§ Task directions:
Look at the entries below and reproduce them exactly.

§ Stored records:
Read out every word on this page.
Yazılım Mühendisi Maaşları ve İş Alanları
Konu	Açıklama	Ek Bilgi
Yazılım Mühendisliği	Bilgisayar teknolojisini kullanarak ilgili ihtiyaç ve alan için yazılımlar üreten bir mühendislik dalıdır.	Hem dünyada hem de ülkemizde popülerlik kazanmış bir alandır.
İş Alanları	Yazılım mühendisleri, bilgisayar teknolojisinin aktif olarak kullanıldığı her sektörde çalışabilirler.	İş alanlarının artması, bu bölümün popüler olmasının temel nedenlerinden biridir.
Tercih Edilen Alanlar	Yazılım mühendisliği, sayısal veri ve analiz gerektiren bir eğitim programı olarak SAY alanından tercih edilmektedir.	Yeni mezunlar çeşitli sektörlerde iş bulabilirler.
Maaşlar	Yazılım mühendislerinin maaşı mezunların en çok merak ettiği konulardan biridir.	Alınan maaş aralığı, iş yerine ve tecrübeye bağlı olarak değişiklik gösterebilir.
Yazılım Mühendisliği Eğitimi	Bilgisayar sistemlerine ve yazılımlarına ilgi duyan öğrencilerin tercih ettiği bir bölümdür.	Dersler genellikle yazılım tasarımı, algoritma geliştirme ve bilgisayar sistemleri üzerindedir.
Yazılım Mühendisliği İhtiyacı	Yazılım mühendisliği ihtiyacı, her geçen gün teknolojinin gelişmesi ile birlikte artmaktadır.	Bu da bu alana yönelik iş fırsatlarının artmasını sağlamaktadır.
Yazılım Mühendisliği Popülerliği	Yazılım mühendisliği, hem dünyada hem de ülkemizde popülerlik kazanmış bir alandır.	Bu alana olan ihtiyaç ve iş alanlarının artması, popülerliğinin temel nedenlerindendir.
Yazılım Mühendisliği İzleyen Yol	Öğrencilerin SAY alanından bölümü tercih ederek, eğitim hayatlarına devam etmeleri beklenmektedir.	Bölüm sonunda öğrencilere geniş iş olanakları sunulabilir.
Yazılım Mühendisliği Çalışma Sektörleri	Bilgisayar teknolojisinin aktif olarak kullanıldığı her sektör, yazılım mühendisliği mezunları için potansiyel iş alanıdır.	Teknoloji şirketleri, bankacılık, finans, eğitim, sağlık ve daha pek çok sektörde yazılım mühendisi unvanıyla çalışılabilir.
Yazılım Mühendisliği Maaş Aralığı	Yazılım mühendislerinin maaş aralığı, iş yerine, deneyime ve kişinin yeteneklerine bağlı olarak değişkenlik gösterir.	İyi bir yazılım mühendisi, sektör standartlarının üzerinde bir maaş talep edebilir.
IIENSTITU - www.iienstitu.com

§ Result for this exercise:
Read out every word on this page.
Yazılım Mühendisi Maaşları ve İş Alanları
Konu	Açıklama	Ek Bilgi
Yazılım Mühendisliği	Bilgisayar teknolojisini kullanarak ilgili ihtiyaç ve alan için yazılımlar üreten bir mühendislik dalıdır.	Hem dünyada hem de ülkemizde popülerlik kazanmış bir alandır.
İş Alanları	Yazılım mühendisleri, bilgisayar teknolojisinin aktif olarak kullanıldığı her sektörde çalışabilirler.	İş alanlarının artması, bu bölümün popüler olmasının temel nedenlerinden biridir.
Tercih Edilen Alanlar	Yazılım mühendisliği, sayısal veri ve analiz gerektiren bir eğitim programı olarak SAY alanından tercih edilmektedir.	Yeni mezunlar çeşitli sektörlerde iş bulabilirler.
Maaşlar	Yazılım mühendislerinin maaşı mezunların en çok merak ettiği konulardan biridir.	Alınan maaş aralığı, iş yerine ve tecrübeye bağlı olarak değişiklik gösterebilir.
Yazılım Mühendisliği Eğitimi	Bilgisayar sistemlerine ve yazılımlarına ilgi duyan öğrencilerin tercih ettiği bir bölümdür.	Dersler genellikle yazılım tasarımı, algoritma geliştirme ve bilgisayar sistemleri üzerindedir.
Yazılım Mühendisliği İhtiyacı	Yazılım mühendisliği ihtiyacı, her geçen gün teknolojinin gelişmesi ile birlikte artmaktadır.	Bu da bu alana yönelik iş fırsatlarının artmasını sağlamaktadır.
Yazılım Mühendisliği Popülerliği	Yazılım mühendisliği, hem dünyada hem de ülkemizde popülerlik kazanmış bir alandır.	Bu alana olan ihtiyaç ve iş alanlarının artması, popülerliğinin temel nedenlerindendir.
Yazılım Mühendisliği İzleyen Yol	Öğrencilerin SAY alanından bölümü tercih ederek, eğitim hayatlarına devam etmeleri beklenmektedir.	Bölüm sonunda öğrencilere geniş iş olanakları sunulabilir.
Yazılım Mühendisliği Çalışma Sektörleri	Bilgisayar teknolojisinin aktif olarak kullanıldığı her sektör, yazılım mühendisliği mezunları için potansiyel iş alanıdır.	Teknoloji şirketleri, bankacılık, finans, eğitim, sağlık ve daha pek çok sektörde yazılım mühendisi unvanıyla çalışılabilir.
Yazılım Mühendisliği Maaş Aralığı	Yazılım mühendislerinin maaş aralığı, iş yerine, deneyime ve kişinin yeteneklerine bağlı olarak değişkenlik gösterir.	İyi bir yazılım mühendisi, sektör standartlarının üzerinde bir maaş talep edebilir.
IIENSTITU - www.iienstitu.com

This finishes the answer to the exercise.